» Excerpt provided
American Institute of Mathematical Sciences

Advanced
May  2015, 9(2): 601-624. doi: 10.3934/ipi.2015.9.601

Parallel matrix factorization for low-rank tensor completion

Yangyang Xu 1, , Ruru Hao 2, , Wotao Yin 3, and  Zhixun Su 2,

1. 

Department of Computational and Applied Mathematics, Rice University, Houston, TX 77005
2. 

School of Mathematical Sciences, Dalian University of Technology, Dalian, China, China
3. 

Department of Mathematics, University of California, Los Angeles, CA 90095-1555

Received  December 2013 Revised  October 2014 Published  March 2015

Higher-order low-rank tensors naturally arise in many applications including hyperspectral data recovery, video inpainting, seismic data reconstruction, and so on. We propose a new model to recover a low-rank tensor by simultaneously performing low-rank matrix factorizations to the all-mode matricizations of the underlying tensor. An alternating minimization algorithm is applied to solve the model, along with two adaptive rank-adjusting strategies when the exact rank is not known.

» Exercise task A
In the records, write out the stretch from the line containing "audio-format-row: Audio Format:: [524, 270, 624, 282]" through the line containing "chevron-down-icon: [758, 388, 768, 401]" again, switching "chevron-down-icon" to "caret-down-icon" wherever it appears and leaving everything else unchanged.

» Dataset excerpts
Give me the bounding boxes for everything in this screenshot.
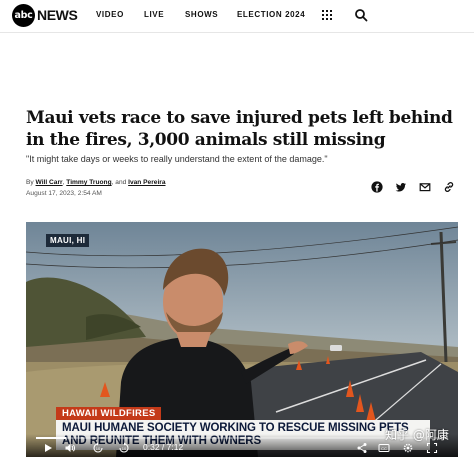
nav-item-live[interactable]: LIVE xyxy=(144,10,164,19)
captions-icon[interactable]: CC xyxy=(378,442,390,454)
byline-prefix: By xyxy=(26,179,34,186)
volume-icon[interactable] xyxy=(64,442,76,454)
play-icon[interactable] xyxy=(42,442,54,454)
nav-item-election-2024[interactable]: ELECTION 2024 xyxy=(237,10,305,19)
video-progress-fill xyxy=(36,437,67,439)
nav-item-video[interactable]: VIDEO xyxy=(96,10,124,19)
grid-icon[interactable] xyxy=(320,8,334,22)
nav-item-shows[interactable]: SHOWS xyxy=(185,10,218,19)
link-icon[interactable] xyxy=(443,181,455,193)
fullscreen-icon[interactable] xyxy=(426,442,438,454)
facebook-icon[interactable] xyxy=(371,181,383,193)
rewind-10-icon[interactable]: 10 xyxy=(92,442,104,454)
abc-logo-circle: abc xyxy=(12,3,35,27)
news-logo-word: NEWS xyxy=(37,7,78,23)
email-icon[interactable] xyxy=(419,181,431,193)
svg-text:CC: CC xyxy=(381,446,387,451)
article-headline: Maui vets race to save injured pets left… xyxy=(26,108,453,150)
article-dek: "It might take days or weeks to really u… xyxy=(26,154,328,164)
lower-third-tag: HAWAII WILDFIRES xyxy=(56,407,162,420)
share-icon[interactable] xyxy=(356,442,368,454)
svg-text:10: 10 xyxy=(96,446,101,451)
video-time: 0:32 / 7:12 xyxy=(143,442,184,452)
video-player[interactable]: MAUI, HI HAWAII WILDFIRES MAUI HUMANE SO… xyxy=(26,222,458,457)
forward-10-icon[interactable]: 10 xyxy=(118,442,130,454)
byline: By Will Carr, Timmy Truong, and Ivan Per… xyxy=(26,179,166,186)
top-nav: abc NEWS VIDEO LIVE SHOWS ELECTION 2024 xyxy=(0,0,474,33)
location-tag: MAUI, HI xyxy=(46,234,90,247)
author-link-ivan-pereira[interactable]: Ivan Pereira xyxy=(128,179,165,186)
svg-text:10: 10 xyxy=(122,446,127,451)
author-link-will-carr[interactable]: Will Carr xyxy=(36,179,63,186)
twitter-icon[interactable] xyxy=(395,181,407,193)
search-icon[interactable] xyxy=(354,8,368,22)
settings-gear-icon[interactable] xyxy=(402,442,414,454)
byline-separator: , and xyxy=(111,179,127,186)
publish-date: August 17, 2023, 2:54 AM xyxy=(26,190,102,197)
abc-news-logo[interactable]: abc NEWS xyxy=(12,3,78,27)
author-link-timmy-truong[interactable]: Timmy Truong xyxy=(66,179,111,186)
watermark-text: 知乎 @阿康 xyxy=(385,428,449,442)
byline-separator: , xyxy=(62,179,65,186)
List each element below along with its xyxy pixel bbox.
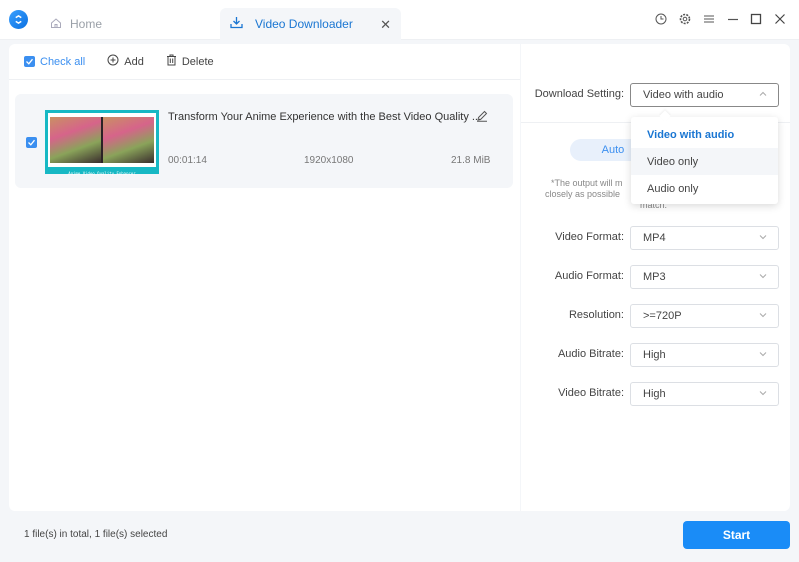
audio-format-row: Audio Format:: [524, 270, 624, 282]
download-icon: [230, 16, 243, 32]
checkbox-checked-icon: [24, 56, 35, 67]
resolution-row: Resolution:: [524, 309, 624, 321]
resolution-value: >=720P: [643, 310, 682, 322]
video-bitrate-row: Video Bitrate:: [524, 387, 624, 399]
chevron-down-icon: [758, 349, 768, 362]
video-format-label: Video Format:: [555, 231, 624, 243]
file-list-item[interactable]: Anime Video Quality Enhancer Transform Y…: [15, 94, 513, 188]
audio-format-label: Audio Format:: [554, 270, 624, 282]
video-thumbnail: Anime Video Quality Enhancer: [45, 110, 159, 176]
maximize-icon[interactable]: [748, 11, 764, 27]
video-bitrate-label: Video Bitrate:: [558, 387, 624, 399]
title-bar: Home Video Downloader ✕: [0, 0, 799, 40]
edit-pencil-icon[interactable]: [476, 110, 488, 125]
tab-video-downloader-label: Video Downloader: [255, 17, 353, 31]
minimize-icon[interactable]: [725, 11, 741, 27]
tab-home-label: Home: [70, 17, 103, 31]
toolbar: Check all Add Delete: [9, 44, 520, 80]
chevron-down-icon: [758, 232, 768, 245]
app-logo-icon: [9, 10, 28, 29]
video-format-select[interactable]: MP4: [630, 226, 779, 250]
add-label: Add: [124, 55, 144, 68]
audio-bitrate-select[interactable]: High: [630, 343, 779, 367]
file-title: Transform Your Anime Experience with the…: [168, 111, 482, 123]
home-icon: [50, 17, 62, 32]
delete-label: Delete: [181, 55, 214, 68]
file-size: 21.8 MiB: [451, 155, 491, 166]
chevron-down-icon: [758, 388, 768, 401]
check-all-button[interactable]: Check all: [24, 56, 85, 68]
dropdown-option-audio-only[interactable]: Audio only: [631, 175, 778, 202]
dropdown-option-video-with-audio[interactable]: Video with audio: [631, 121, 778, 148]
file-resolution: 1920x1080: [304, 155, 354, 166]
dropdown-option-video-only[interactable]: Video only: [631, 148, 778, 175]
trash-icon: [166, 54, 177, 69]
download-setting-label-row: Download Setting:: [524, 88, 624, 100]
chevron-up-icon: [758, 89, 768, 102]
menu-icon[interactable]: [701, 11, 717, 27]
audio-bitrate-row: Audio Bitrate:: [524, 348, 624, 360]
download-setting-value: Video with audio: [643, 89, 724, 101]
add-button[interactable]: Add: [107, 54, 144, 69]
audio-bitrate-label: Audio Bitrate:: [557, 348, 624, 360]
download-setting-select[interactable]: Video with audio: [630, 83, 779, 107]
chevron-down-icon: [758, 310, 768, 323]
note-line-1: *The output will m: [551, 178, 623, 188]
video-bitrate-value: High: [643, 388, 666, 400]
video-format-value: MP4: [643, 232, 666, 244]
tab-video-downloader[interactable]: Video Downloader ✕: [220, 8, 401, 40]
resolution-label: Resolution:: [568, 309, 624, 321]
start-button[interactable]: Start: [683, 521, 790, 549]
file-list-panel: Check all Add Delete Anime Video Quality…: [9, 44, 520, 511]
add-circle-icon: [107, 54, 119, 69]
audio-format-value: MP3: [643, 271, 666, 283]
video-bitrate-select[interactable]: High: [630, 382, 779, 406]
close-window-icon[interactable]: [772, 11, 788, 27]
check-all-label: Check all: [40, 55, 86, 68]
history-icon[interactable]: [653, 11, 669, 27]
audio-format-select[interactable]: MP3: [630, 265, 779, 289]
video-format-row: Video Format:: [524, 231, 624, 243]
file-duration: 00:01:14: [168, 155, 207, 166]
close-tab-icon[interactable]: ✕: [380, 17, 391, 33]
resolution-select[interactable]: >=720P: [630, 304, 779, 328]
delete-button[interactable]: Delete: [166, 54, 214, 69]
chevron-down-icon: [758, 271, 768, 284]
file-checkbox[interactable]: [26, 137, 37, 148]
output-note: *The output will m closely as possible: [545, 178, 623, 200]
settings-icon[interactable]: [677, 11, 693, 27]
audio-bitrate-value: High: [643, 349, 666, 361]
note-line-2: closely as possible: [545, 189, 621, 199]
thumbnail-caption: Anime Video Quality Enhancer: [68, 171, 136, 176]
tab-home[interactable]: Home: [50, 8, 102, 40]
download-setting-label: Download Setting:: [534, 88, 624, 100]
download-setting-dropdown: Video with audio Video only Audio only: [631, 117, 778, 204]
status-summary: 1 file(s) in total, 1 file(s) selected: [24, 529, 168, 540]
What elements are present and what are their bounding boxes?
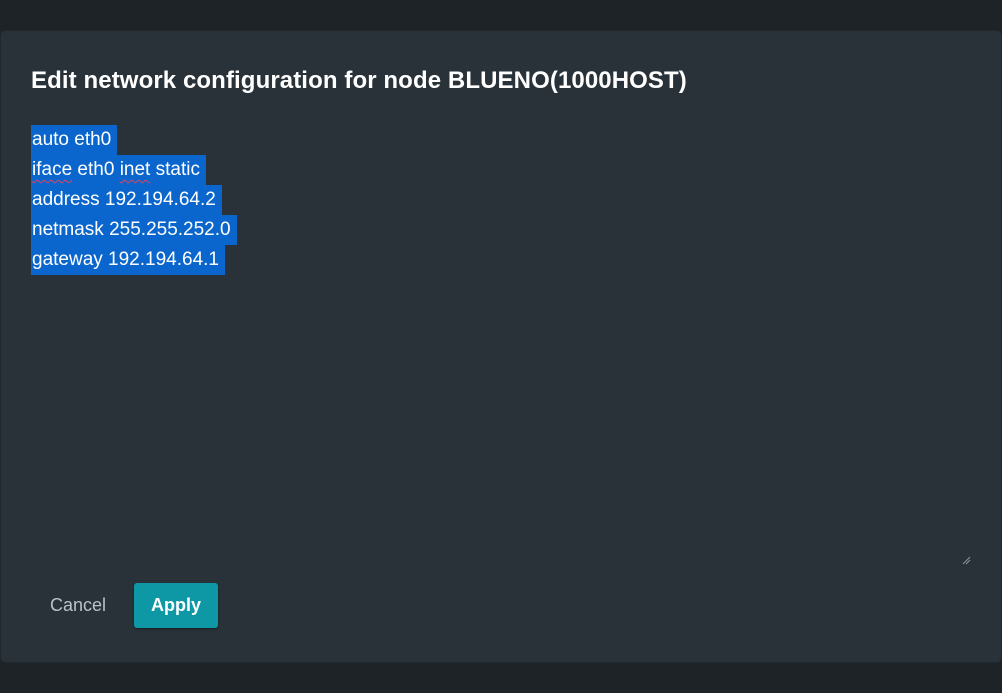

» Exercise task B
Name every author listed for the article on low-rank tensor completion.

» Problem solution A
audio-format-row: Audio Format:: [524, 270, 624, 282]
download-icon: [230, 16, 243, 32]
checkbox-checked-icon: [24, 56, 35, 67]
resolution-row: Resolution:: [524, 309, 624, 321]
resolution-value: >=720P: [643, 310, 682, 322]
video-bitrate-row: Video Bitrate:: [524, 387, 624, 399]
caret-down-icon: [758, 349, 768, 362]
video-format-label: Video Format:: [555, 231, 624, 243]
file-list-item[interactable]: Anime Video Quality Enhancer Transform Y…: [15, 94, 513, 188]
audio-format-label: Audio Format:: [554, 270, 624, 282]
video-thumbnail: Anime Video Quality Enhancer: [45, 110, 159, 176]
maximize-icon[interactable]: [748, 11, 764, 27]
video-bitrate-label: Video Bitrate:: [558, 387, 624, 399]
title-bar: Home Video Downloader ✕: [0, 0, 799, 40]
edit-pencil-icon[interactable]: [476, 110, 488, 125]
tab-video-downloader-label: Video Downloader: [255, 17, 353, 31]
minimize-icon[interactable]: [725, 11, 741, 27]
tab-home-label: Home: [70, 17, 103, 31]
toolbar: Check all Add Delete: [9, 44, 520, 80]
caret-down-icon: [758, 232, 768, 245]
app-logo-icon: [9, 10, 28, 29]
video-format-select[interactable]: MP4: [630, 226, 779, 250]
add-label: Add: [124, 55, 144, 68]
audio-bitrate-select[interactable]: High: [630, 343, 779, 367]
file-title: Transform Your Anime Experience with the…: [168, 111, 482, 123]
home-icon: [50, 17, 62, 32]
delete-label: Delete: [181, 55, 214, 68]
file-size: 21.8 MiB: [451, 155, 491, 166]
caret-down-icon: [758, 388, 768, 401]

» Problem solution B
Yangyang Xu
Ruru Hao
Wotao Yin
Zhixun Su